• _Problem to work on_:
Find the lines holding "fast" and copy them.

— Begin —

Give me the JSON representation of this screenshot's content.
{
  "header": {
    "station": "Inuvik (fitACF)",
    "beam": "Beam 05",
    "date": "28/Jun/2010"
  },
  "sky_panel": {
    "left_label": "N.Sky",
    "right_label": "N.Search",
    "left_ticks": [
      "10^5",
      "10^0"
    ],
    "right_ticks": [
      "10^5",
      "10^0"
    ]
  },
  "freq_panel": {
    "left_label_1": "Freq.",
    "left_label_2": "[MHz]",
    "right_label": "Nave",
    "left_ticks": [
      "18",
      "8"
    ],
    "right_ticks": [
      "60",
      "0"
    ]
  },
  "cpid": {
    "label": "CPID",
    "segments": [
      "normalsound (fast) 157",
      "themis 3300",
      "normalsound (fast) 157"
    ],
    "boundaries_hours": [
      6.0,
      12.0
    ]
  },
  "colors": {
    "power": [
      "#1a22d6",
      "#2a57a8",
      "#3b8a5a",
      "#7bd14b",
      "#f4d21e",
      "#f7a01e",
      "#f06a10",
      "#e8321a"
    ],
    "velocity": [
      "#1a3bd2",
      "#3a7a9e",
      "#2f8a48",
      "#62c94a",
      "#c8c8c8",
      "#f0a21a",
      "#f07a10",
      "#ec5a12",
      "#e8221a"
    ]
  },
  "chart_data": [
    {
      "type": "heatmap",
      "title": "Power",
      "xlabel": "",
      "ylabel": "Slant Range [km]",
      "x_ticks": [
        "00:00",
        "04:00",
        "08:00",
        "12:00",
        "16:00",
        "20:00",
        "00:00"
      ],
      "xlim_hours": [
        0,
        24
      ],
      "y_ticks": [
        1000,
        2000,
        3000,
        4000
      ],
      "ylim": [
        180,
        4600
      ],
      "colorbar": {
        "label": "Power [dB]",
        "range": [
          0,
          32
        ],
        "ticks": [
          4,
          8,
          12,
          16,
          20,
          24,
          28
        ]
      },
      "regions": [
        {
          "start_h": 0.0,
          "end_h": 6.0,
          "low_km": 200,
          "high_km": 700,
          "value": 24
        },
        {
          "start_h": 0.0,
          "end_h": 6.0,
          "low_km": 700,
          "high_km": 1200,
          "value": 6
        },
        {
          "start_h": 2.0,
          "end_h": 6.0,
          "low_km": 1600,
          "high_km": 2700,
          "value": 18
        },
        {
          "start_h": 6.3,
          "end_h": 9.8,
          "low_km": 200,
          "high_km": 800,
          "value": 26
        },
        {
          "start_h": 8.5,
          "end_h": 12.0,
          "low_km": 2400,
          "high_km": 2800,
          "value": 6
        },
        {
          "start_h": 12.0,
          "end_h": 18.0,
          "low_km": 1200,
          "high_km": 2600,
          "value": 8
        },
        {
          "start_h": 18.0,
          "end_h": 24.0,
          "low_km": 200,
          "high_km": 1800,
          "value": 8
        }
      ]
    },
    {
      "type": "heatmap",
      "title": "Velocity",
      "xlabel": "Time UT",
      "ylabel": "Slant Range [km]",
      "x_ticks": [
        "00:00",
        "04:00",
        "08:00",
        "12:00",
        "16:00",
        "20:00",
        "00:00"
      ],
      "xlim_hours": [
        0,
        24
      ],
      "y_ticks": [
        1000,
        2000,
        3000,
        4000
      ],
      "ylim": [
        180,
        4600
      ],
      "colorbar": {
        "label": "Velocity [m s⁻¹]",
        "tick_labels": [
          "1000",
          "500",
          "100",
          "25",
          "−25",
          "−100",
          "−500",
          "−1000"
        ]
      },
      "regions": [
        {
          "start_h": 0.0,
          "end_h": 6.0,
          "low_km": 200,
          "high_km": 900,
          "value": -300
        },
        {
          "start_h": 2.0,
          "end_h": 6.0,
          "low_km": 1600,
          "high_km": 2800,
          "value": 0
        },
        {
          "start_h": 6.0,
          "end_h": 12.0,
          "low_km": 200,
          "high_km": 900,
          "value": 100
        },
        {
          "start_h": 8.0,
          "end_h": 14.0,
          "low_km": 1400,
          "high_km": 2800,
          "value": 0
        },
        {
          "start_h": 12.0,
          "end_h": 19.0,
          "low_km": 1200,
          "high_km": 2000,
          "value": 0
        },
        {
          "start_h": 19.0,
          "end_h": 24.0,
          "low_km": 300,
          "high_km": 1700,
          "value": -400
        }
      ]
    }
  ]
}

— End —

• _Response to the task_:
      "normalsound (fast) 157",
      "normalsound (fast) 157"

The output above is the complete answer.